Tasks to carry out:
- a) From the piece on Droid screenshots, reproduce everything from "Ignore everything else" down to "to your computer.".
- b) Condense the paragraph of the Droid screenshot piece that begins "There are no applications" into a short bulleted list that keeps its main facts.
--- Extract to read ---
The only thing I wanted to do with my phone was talk to my family and text everyone else. And my previous two mobile phones, an LG Voyager and Motorola RAZR, did just that. But when Verizon Wireless unleashed the Motorola Droid X in July, I had a change of heart, I had to go check this thing out for myself. Maybe it was time I embraced cellular technology instead of snubbing it. Maybe answers at my fingertips is a good thing.
So, I went to the nearest Verizon store and played with the new Droid X, but could not get past how big it was. Then I saw the HTC Droid Incredible and fell in love. I couldn't resist. It was perfect for me.
So, after nearly a week of playing with my new HTC Incredible, I had a yearning to take screenshots of my Droid's screen. That's how far I've come in one week! But much to my surprise, it was no easy task, at least for me— a smartphone newbie.
There are no applications that can take screenshots of the Android operating system, unless you have a "rooted" phone. And for me, that's above and beyond my degree of expertise (which is basically nil). I did find a lot of websites that gave instructions for an easier option, but they all seemed to be geared at Windows users (I'm a Mac user), and they all required downloading the Android SDK and the Java SE SDK.
Now, the Java SE Software Development Kit is for Microsoft Windows, Linux and Solaris operating systems only, despite that half of the how-to articles I looked at claimed to work on Apple computers, too. But eventually, I found some helpful advice, and want to share how I finally got screen grabs from my HTC Incredible.
NOTE: I am using a MacBook Pro with Mac OS X 10.6.4 (Snow Leopard) and the HTC Droid Incredible with the Android 2.1 firmware.
Getting Screenshots from the Droid Incredible
Though these instructions are for a HTC Droid Incredible, it should be a fairly similar process (if not identical) for other Android phones.
Step 1 Download the Android SDK for Mac OS X
Go the Android Developers website and click on the Android SDK for Mac OS X (Intel) link.
Ignore everything else on that page, because I read through it thinking I had to follow the "quick start" directions, but only got more confused. The only thing you need to know is that you need Mac OS X 10.5.8 or later using x86, which basically means any Mac computer with an Intel processor (sorry PowerPCs).
A download box will appear. Press OK to download the ZIP file to your computer.
Step 2 Un-ZIP the Downloaded File
When the download finishes, find the saved file on your computer, which should be named android-sdk_r06-mac_86.zip. If the file hadn't unzipped automatically (mine does), unzip it and wait for the folder to appear nearby, which should be aptly named android-sdk_r06-mac_86.
--- Information provided ---
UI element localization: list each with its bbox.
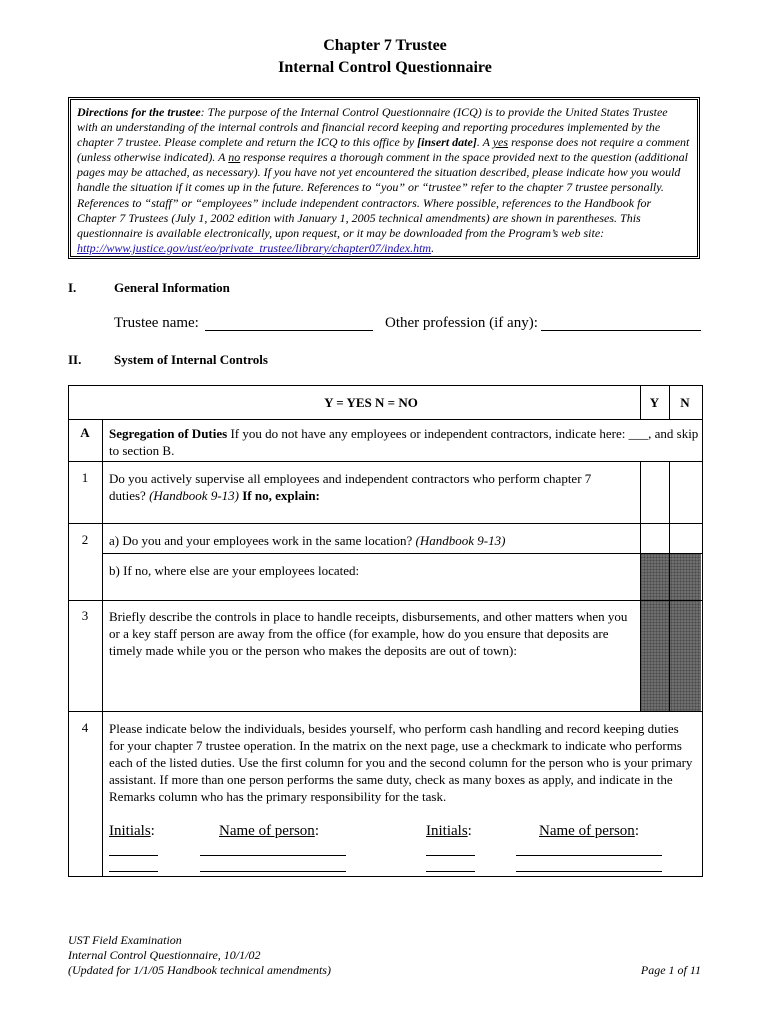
---
Answers per task:
- a)
Ignore everything else on that page, because I read through it thinking I had to follow the "quick start" directions, but only got more confused. The only thing you need to know is that you need Mac OS X 10.5.8 or later using x86, which basically means any Mac computer with an Intel processor (sorry PowerPCs).
A download box will appear. Press OK to download the ZIP file to your computer.

- b)
- Without a "rooted" phone, no application can take screenshots of the Android operating system.
- Rooting a phone is beyond the writer's expertise.
- Many websites offered an easier option, but they seemed aimed at Windows users, while the writer uses a Mac.
- All of those options required downloading the Android SDK and the Java SE SDK.